━━━━━ Input for this task ━━━━━

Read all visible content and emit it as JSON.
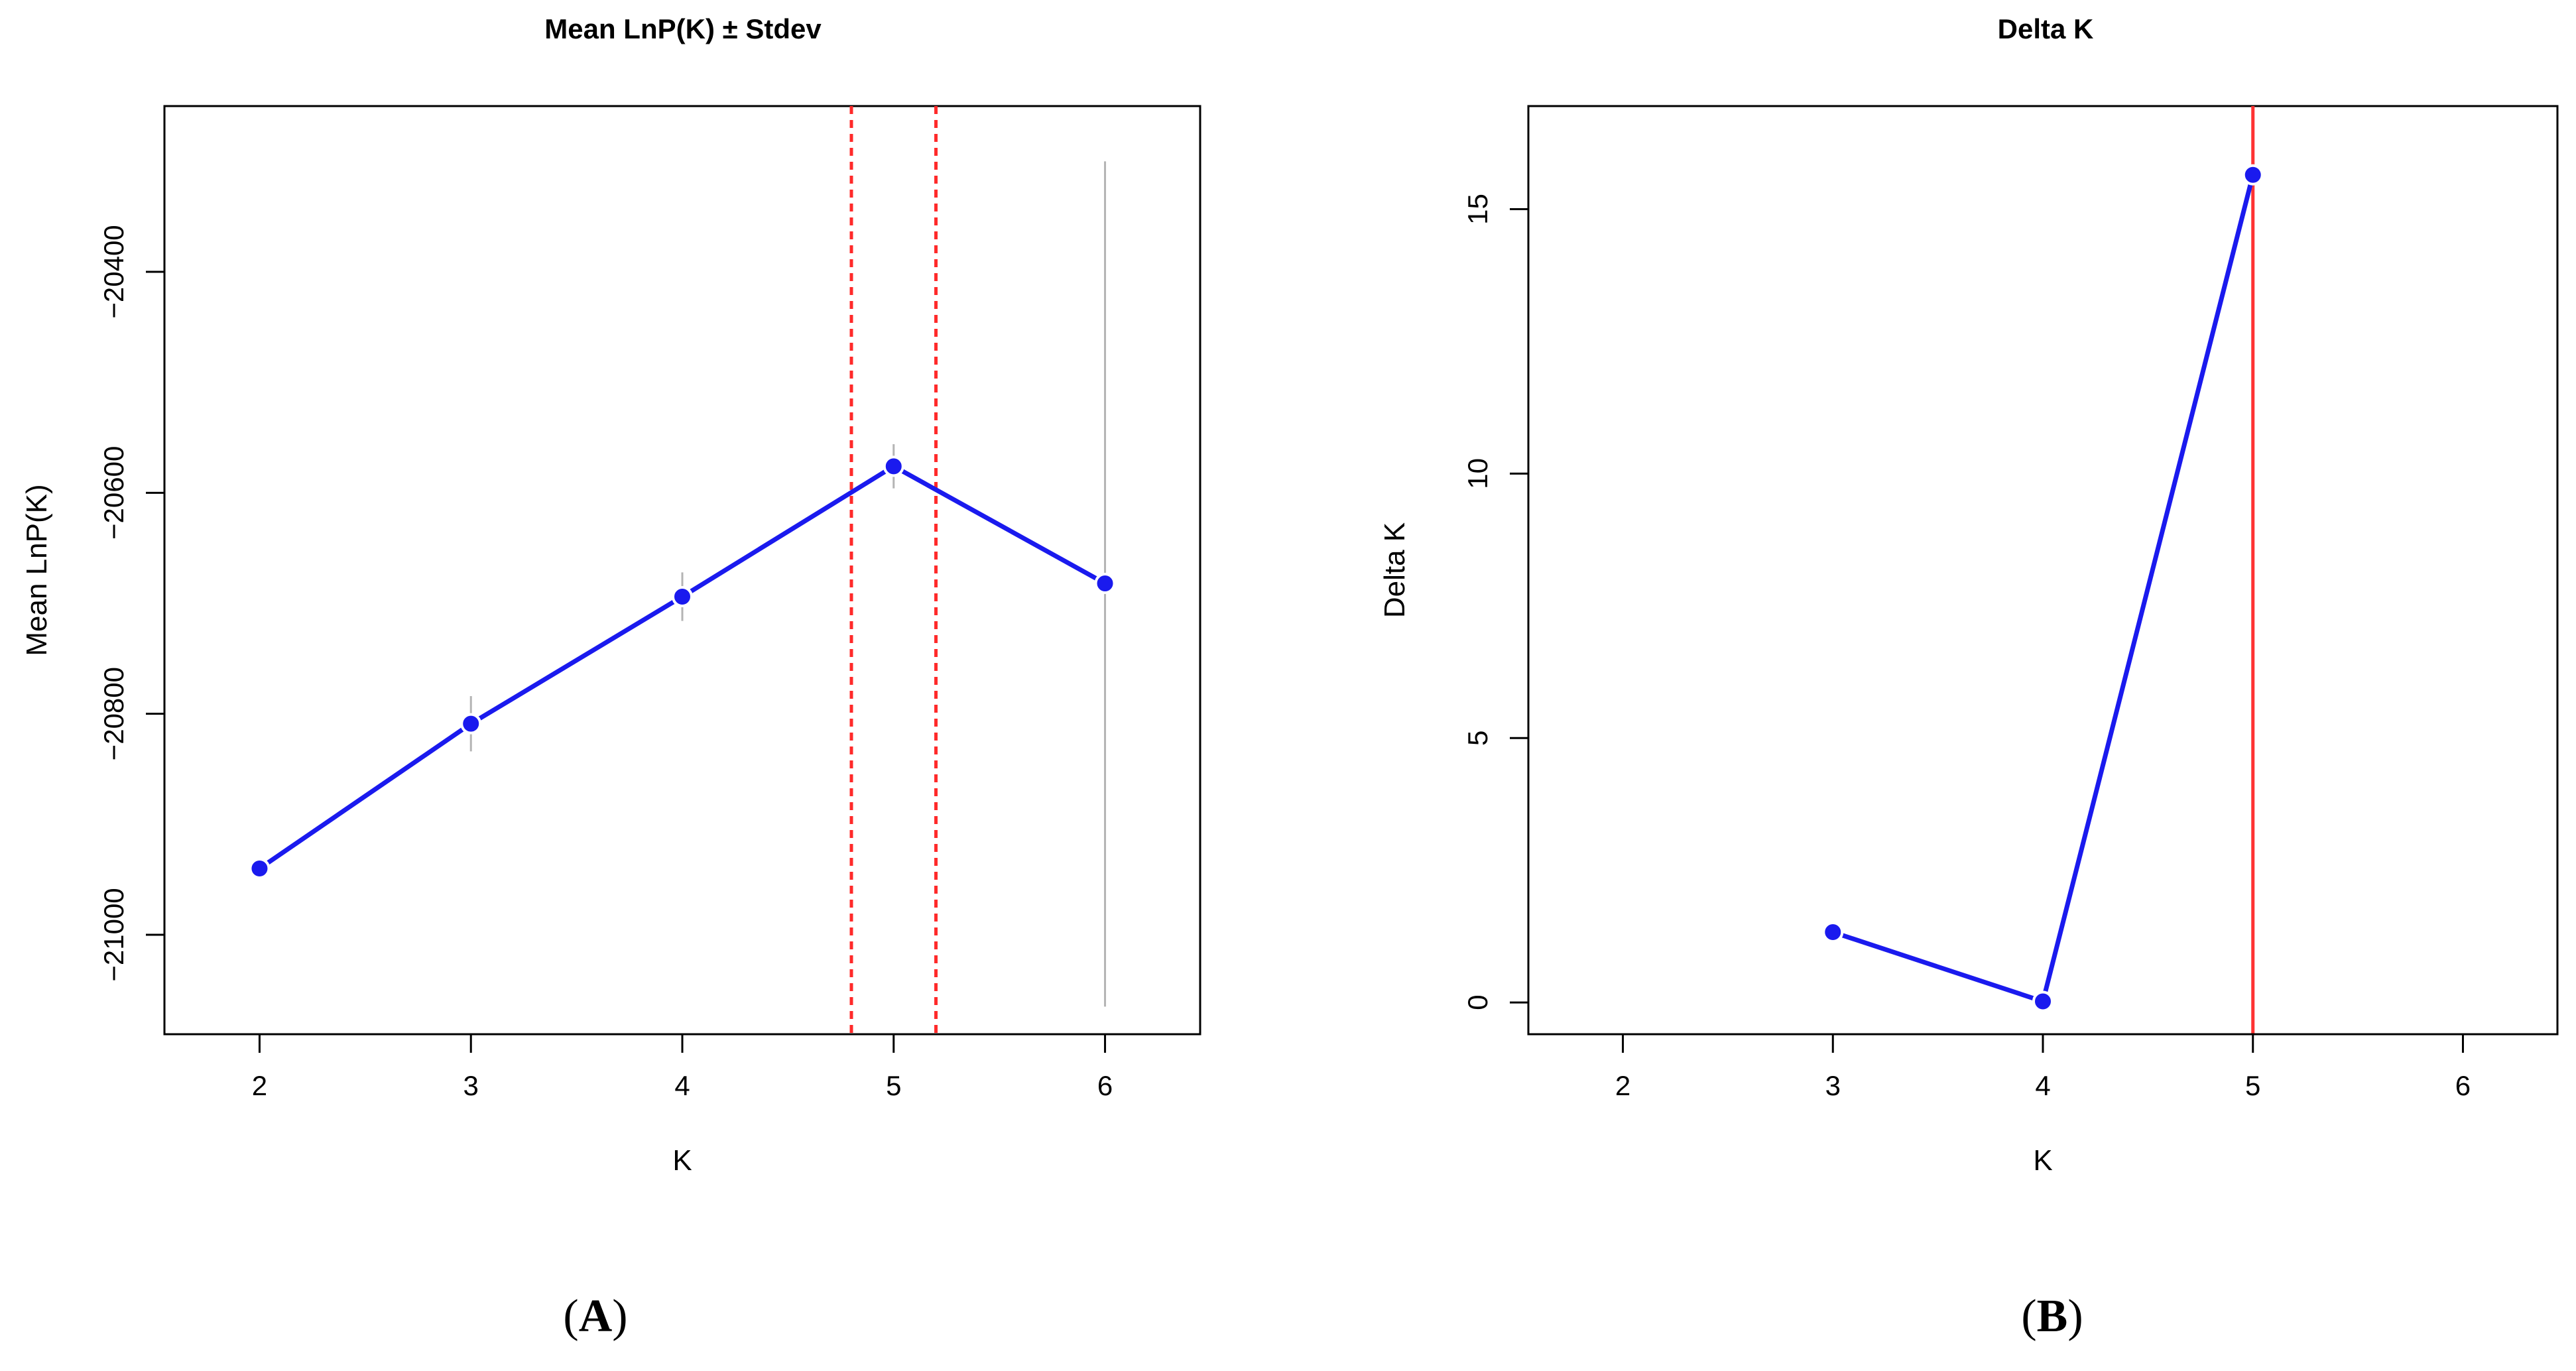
{
  "chart_data": [
    {
      "type": "line",
      "title": "Mean LnP(K) ± Stdev",
      "xlabel": "K",
      "ylabel": "Mean LnP(K)",
      "panel_label": "A",
      "x": [
        2,
        3,
        4,
        5,
        6
      ],
      "y": [
        -20940,
        -20809,
        -20694,
        -20576,
        -20682
      ],
      "error_bars": [
        {
          "x": 3,
          "low": -20834,
          "high": -20784
        },
        {
          "x": 4,
          "low": -20716,
          "high": -20672
        },
        {
          "x": 5,
          "low": -20596,
          "high": -20556
        },
        {
          "x": 6,
          "low": -21065,
          "high": -20300
        }
      ],
      "reference_lines_x": [
        4.8,
        5.2
      ],
      "xlim": [
        1.55,
        6.45
      ],
      "ylim": [
        -21090,
        -20250
      ],
      "xticks": [
        2,
        3,
        4,
        5,
        6
      ],
      "yticks": [
        -21000,
        -20800,
        -20600,
        -20400
      ],
      "grid": false,
      "colors": {
        "line": "#1a1aee",
        "reference": "#ff2a2a",
        "error": "#b4b4b4"
      }
    },
    {
      "type": "line",
      "title": "Delta K",
      "xlabel": "K",
      "ylabel": "Delta K",
      "panel_label": "B",
      "x": [
        3,
        4,
        5
      ],
      "y": [
        1.33,
        0.02,
        15.65
      ],
      "reference_lines_x": [
        5
      ],
      "xlim": [
        1.55,
        6.45
      ],
      "ylim": [
        -0.6,
        16.95
      ],
      "xticks": [
        2,
        3,
        4,
        5,
        6
      ],
      "yticks": [
        0,
        5,
        10,
        15
      ],
      "grid": false,
      "colors": {
        "line": "#1a1aee",
        "reference": "#ff3333"
      }
    }
  ]
}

━━━━━

__Written exercise__
Look over the records above and copy each line that includes the string "high".

__Finished task__
          "high": -20784
          "high": -20672
          "high": -20556
          "high": -20300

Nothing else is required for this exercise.